# [Written request]
The material below should be written out in full and exactly; pictures stay out of the copy.

* Start Data provided *

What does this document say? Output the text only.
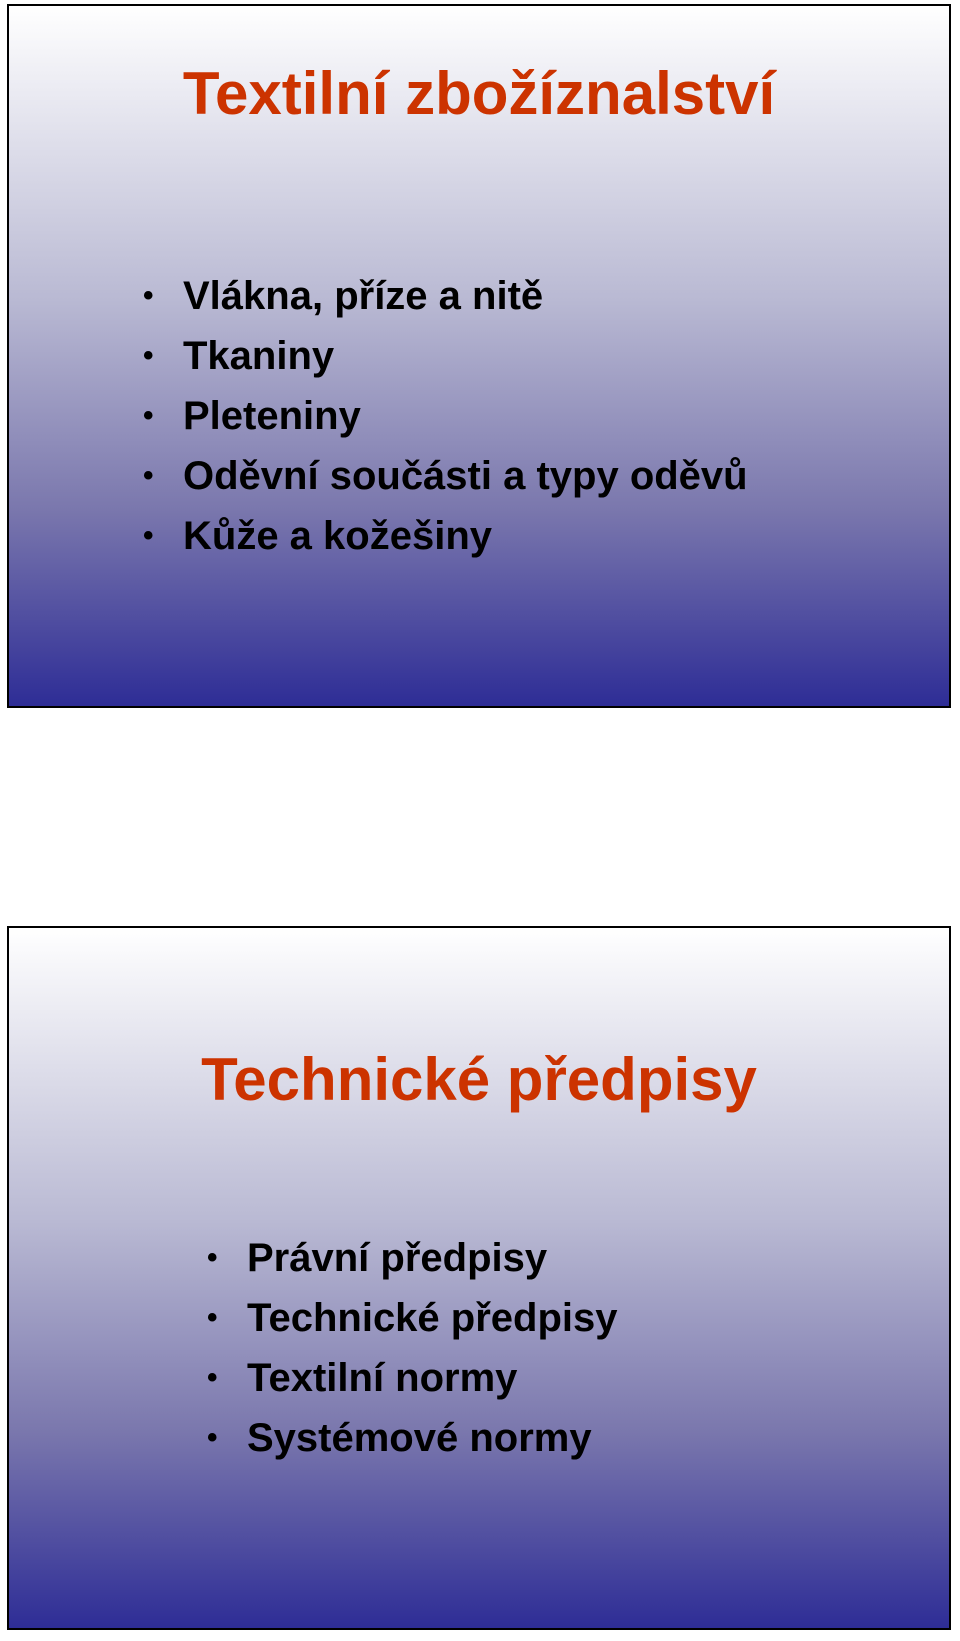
Textilní zbožíznalství
• Vlákna, příze a nitě
• Tkaniny
• Pleteniny
• Oděvní součásti a typy oděvů
• Kůže a kožešiny
Technické předpisy
• Právní předpisy
• Technické předpisy
• Textilní normy
• Systémové normy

* End Data provided *

# [Response to the exercise]
What does this document say? Output the text only.
Textilní zbožíznalství
• Vlákna, příze a nitě
• Tkaniny
• Pleteniny
• Oděvní součásti a typy oděvů
• Kůže a kožešiny
Technické předpisy
• Právní předpisy
• Technické předpisy
• Textilní normy
• Systémové normy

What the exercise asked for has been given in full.